Each entry below is to be printed verbatim.

########

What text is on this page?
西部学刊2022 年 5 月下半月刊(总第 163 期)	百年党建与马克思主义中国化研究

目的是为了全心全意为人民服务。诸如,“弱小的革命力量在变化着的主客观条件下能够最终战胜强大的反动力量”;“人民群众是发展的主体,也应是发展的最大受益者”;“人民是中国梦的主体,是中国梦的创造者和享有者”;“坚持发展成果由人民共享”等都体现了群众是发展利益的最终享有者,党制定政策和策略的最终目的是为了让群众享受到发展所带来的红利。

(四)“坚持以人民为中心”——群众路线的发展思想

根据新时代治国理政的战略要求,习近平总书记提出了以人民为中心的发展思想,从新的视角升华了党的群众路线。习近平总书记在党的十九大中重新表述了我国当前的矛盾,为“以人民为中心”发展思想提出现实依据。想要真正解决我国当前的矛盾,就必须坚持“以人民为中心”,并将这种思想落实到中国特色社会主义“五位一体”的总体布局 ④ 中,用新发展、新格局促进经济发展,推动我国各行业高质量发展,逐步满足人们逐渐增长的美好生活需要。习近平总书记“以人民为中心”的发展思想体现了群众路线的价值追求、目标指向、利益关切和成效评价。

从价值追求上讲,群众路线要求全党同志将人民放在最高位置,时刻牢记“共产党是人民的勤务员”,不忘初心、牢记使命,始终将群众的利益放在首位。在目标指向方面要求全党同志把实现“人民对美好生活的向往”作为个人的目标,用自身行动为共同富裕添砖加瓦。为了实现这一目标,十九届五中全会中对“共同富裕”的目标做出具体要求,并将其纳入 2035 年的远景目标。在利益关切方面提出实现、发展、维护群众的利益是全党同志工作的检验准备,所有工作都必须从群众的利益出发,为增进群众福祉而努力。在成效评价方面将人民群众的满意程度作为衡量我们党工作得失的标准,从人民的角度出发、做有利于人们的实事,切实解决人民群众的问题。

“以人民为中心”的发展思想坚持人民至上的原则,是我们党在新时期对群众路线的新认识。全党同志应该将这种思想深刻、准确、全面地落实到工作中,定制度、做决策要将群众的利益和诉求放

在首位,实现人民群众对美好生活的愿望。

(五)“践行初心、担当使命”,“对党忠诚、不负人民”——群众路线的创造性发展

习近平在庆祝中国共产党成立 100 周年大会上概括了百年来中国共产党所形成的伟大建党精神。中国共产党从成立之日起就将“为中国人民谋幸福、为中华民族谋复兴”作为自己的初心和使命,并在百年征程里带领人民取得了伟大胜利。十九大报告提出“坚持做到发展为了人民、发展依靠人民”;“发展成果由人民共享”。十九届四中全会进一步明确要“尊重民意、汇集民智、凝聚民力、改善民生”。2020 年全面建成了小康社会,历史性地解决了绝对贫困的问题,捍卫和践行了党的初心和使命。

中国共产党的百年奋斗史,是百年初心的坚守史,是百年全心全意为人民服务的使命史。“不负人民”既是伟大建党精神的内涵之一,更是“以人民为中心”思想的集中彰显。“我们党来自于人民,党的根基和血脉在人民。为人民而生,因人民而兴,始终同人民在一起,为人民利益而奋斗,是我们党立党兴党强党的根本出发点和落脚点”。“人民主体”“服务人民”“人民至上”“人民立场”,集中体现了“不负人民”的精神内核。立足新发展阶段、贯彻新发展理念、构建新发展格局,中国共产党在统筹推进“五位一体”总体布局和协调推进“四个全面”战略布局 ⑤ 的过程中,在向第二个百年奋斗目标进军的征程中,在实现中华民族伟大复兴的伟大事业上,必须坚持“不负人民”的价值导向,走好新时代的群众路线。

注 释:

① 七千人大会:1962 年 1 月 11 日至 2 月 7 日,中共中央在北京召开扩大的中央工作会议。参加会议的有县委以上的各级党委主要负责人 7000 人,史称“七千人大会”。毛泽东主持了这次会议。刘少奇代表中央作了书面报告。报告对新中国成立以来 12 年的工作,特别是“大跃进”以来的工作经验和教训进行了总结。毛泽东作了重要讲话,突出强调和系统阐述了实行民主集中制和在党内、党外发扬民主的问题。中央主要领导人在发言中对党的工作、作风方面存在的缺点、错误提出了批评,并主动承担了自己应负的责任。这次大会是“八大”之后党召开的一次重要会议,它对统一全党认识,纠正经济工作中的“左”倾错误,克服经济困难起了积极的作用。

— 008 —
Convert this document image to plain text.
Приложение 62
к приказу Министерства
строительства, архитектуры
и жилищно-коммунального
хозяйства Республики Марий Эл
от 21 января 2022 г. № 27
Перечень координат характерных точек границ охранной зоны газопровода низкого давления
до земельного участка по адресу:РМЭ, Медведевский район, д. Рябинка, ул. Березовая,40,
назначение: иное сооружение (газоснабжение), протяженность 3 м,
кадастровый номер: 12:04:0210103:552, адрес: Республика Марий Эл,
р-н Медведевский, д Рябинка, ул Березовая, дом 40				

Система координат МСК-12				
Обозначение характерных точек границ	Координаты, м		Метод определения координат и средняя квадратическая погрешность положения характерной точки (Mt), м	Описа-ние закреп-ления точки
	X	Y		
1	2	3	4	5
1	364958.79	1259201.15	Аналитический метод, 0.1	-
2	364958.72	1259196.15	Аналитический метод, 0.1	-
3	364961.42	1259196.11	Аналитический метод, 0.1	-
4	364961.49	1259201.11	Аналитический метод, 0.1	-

########

Response for this exercise:
What text is on this page?
西部学刊2022 年 5 月下半月刊(总第 163 期)	百年党建与马克思主义中国化研究

目的是为了全心全意为人民服务。诸如,“弱小的革命力量在变化着的主客观条件下能够最终战胜强大的反动力量”;“人民群众是发展的主体,也应是发展的最大受益者”;“人民是中国梦的主体,是中国梦的创造者和享有者”;“坚持发展成果由人民共享”等都体现了群众是发展利益的最终享有者,党制定政策和策略的最终目的是为了让群众享受到发展所带来的红利。

(四)“坚持以人民为中心”——群众路线的发展思想

根据新时代治国理政的战略要求,习近平总书记提出了以人民为中心的发展思想,从新的视角升华了党的群众路线。习近平总书记在党的十九大中重新表述了我国当前的矛盾,为“以人民为中心”发展思想提出现实依据。想要真正解决我国当前的矛盾,就必须坚持“以人民为中心”,并将这种思想落实到中国特色社会主义“五位一体”的总体布局 ④ 中,用新发展、新格局促进经济发展,推动我国各行业高质量发展,逐步满足人们逐渐增长的美好生活需要。习近平总书记“以人民为中心”的发展思想体现了群众路线的价值追求、目标指向、利益关切和成效评价。

从价值追求上讲,群众路线要求全党同志将人民放在最高位置,时刻牢记“共产党是人民的勤务员”,不忘初心、牢记使命,始终将群众的利益放在首位。在目标指向方面要求全党同志把实现“人民对美好生活的向往”作为个人的目标,用自身行动为共同富裕添砖加瓦。为了实现这一目标,十九届五中全会中对“共同富裕”的目标做出具体要求,并将其纳入 2035 年的远景目标。在利益关切方面提出实现、发展、维护群众的利益是全党同志工作的检验准备,所有工作都必须从群众的利益出发,为增进群众福祉而努力。在成效评价方面将人民群众的满意程度作为衡量我们党工作得失的标准,从人民的角度出发、做有利于人们的实事,切实解决人民群众的问题。

“以人民为中心”的发展思想坚持人民至上的原则,是我们党在新时期对群众路线的新认识。全党同志应该将这种思想深刻、准确、全面地落实到工作中,定制度、做决策要将群众的利益和诉求放

在首位,实现人民群众对美好生活的愿望。

(五)“践行初心、担当使命”,“对党忠诚、不负人民”——群众路线的创造性发展

习近平在庆祝中国共产党成立 100 周年大会上概括了百年来中国共产党所形成的伟大建党精神。中国共产党从成立之日起就将“为中国人民谋幸福、为中华民族谋复兴”作为自己的初心和使命,并在百年征程里带领人民取得了伟大胜利。十九大报告提出“坚持做到发展为了人民、发展依靠人民”;“发展成果由人民共享”。十九届四中全会进一步明确要“尊重民意、汇集民智、凝聚民力、改善民生”。2020 年全面建成了小康社会,历史性地解决了绝对贫困的问题,捍卫和践行了党的初心和使命。

中国共产党的百年奋斗史,是百年初心的坚守史,是百年全心全意为人民服务的使命史。“不负人民”既是伟大建党精神的内涵之一,更是“以人民为中心”思想的集中彰显。“我们党来自于人民,党的根基和血脉在人民。为人民而生,因人民而兴,始终同人民在一起,为人民利益而奋斗,是我们党立党兴党强党的根本出发点和落脚点”。“人民主体”“服务人民”“人民至上”“人民立场”,集中体现了“不负人民”的精神内核。立足新发展阶段、贯彻新发展理念、构建新发展格局,中国共产党在统筹推进“五位一体”总体布局和协调推进“四个全面”战略布局 ⑤ 的过程中,在向第二个百年奋斗目标进军的征程中,在实现中华民族伟大复兴的伟大事业上,必须坚持“不负人民”的价值导向,走好新时代的群众路线。

注 释:

① 七千人大会:1962 年 1 月 11 日至 2 月 7 日,中共中央在北京召开扩大的中央工作会议。参加会议的有县委以上的各级党委主要负责人 7000 人,史称“七千人大会”。毛泽东主持了这次会议。刘少奇代表中央作了书面报告。报告对新中国成立以来 12 年的工作,特别是“大跃进”以来的工作经验和教训进行了总结。毛泽东作了重要讲话,突出强调和系统阐述了实行民主集中制和在党内、党外发扬民主的问题。中央主要领导人在发言中对党的工作、作风方面存在的缺点、错误提出了批评,并主动承担了自己应负的责任。这次大会是“八大”之后党召开的一次重要会议,它对统一全党认识,纠正经济工作中的“左”倾错误,克服经济困难起了积极的作用。

— 008 —
Convert this document image to plain text.
Приложение 62
к приказу Министерства
строительства, архитектуры
и жилищно-коммунального
хозяйства Республики Марий Эл
от 21 января 2022 г. № 27
Перечень координат характерных точек границ охранной зоны газопровода низкого давления
до земельного участка по адресу:РМЭ, Медведевский район, д. Рябинка, ул. Березовая,40,
назначение: иное сооружение (газоснабжение), протяженность 3 м,
кадастровый номер: 12:04:0210103:552, адрес: Республика Марий Эл,
р-н Медведевский, д Рябинка, ул Березовая, дом 40				

Система координат МСК-12				
Обозначение характерных точек границ	Координаты, м		Метод определения координат и средняя квадратическая погрешность положения характерной точки (Mt), м	Описа-ние закреп-ления точки
	X	Y		
1	2	3	4	5
1	364958.79	1259201.15	Аналитический метод, 0.1	-
2	364958.72	1259196.15	Аналитический метод, 0.1	-
3	364961.42	1259196.11	Аналитический метод, 0.1	-
4	364961.49	1259201.11	Аналитический метод, 0.1	-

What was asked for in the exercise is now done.